(Stored data)
— Begin —
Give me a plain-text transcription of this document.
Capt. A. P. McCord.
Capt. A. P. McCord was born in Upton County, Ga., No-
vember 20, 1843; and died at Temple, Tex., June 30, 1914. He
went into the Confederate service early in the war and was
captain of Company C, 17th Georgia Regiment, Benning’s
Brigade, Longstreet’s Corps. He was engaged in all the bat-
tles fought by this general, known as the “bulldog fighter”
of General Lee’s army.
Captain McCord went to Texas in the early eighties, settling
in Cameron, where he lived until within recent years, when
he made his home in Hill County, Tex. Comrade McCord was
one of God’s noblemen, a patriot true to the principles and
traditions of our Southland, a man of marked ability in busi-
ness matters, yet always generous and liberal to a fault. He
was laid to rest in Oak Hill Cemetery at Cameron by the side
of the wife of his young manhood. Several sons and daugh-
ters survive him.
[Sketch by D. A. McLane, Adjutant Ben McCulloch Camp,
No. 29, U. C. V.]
— End —
— Exercise goal —
Would you reproduce the material above in full, exactly as given?

— The reply —
Give me a plain-text transcription of this document.
Capt. A. P. McCord.
Capt. A. P. McCord was born in Upton County, Ga., No-
vember 20, 1843; and died at Temple, Tex., June 30, 1914. He
went into the Confederate service early in the war and was
captain of Company C, 17th Georgia Regiment, Benning’s
Brigade, Longstreet’s Corps. He was engaged in all the bat-
tles fought by this general, known as the “bulldog fighter”
of General Lee’s army.
Captain McCord went to Texas in the early eighties, settling
in Cameron, where he lived until within recent years, when
he made his home in Hill County, Tex. Comrade McCord was
one of God’s noblemen, a patriot true to the principles and
traditions of our Southland, a man of marked ability in busi-
ness matters, yet always generous and liberal to a fault. He
was laid to rest in Oak Hill Cemetery at Cameron by the side
of the wife of his young manhood. Several sons and daugh-
ters survive him.
[Sketch by D. A. McLane, Adjutant Ben McCulloch Camp,
No. 29, U. C. V.]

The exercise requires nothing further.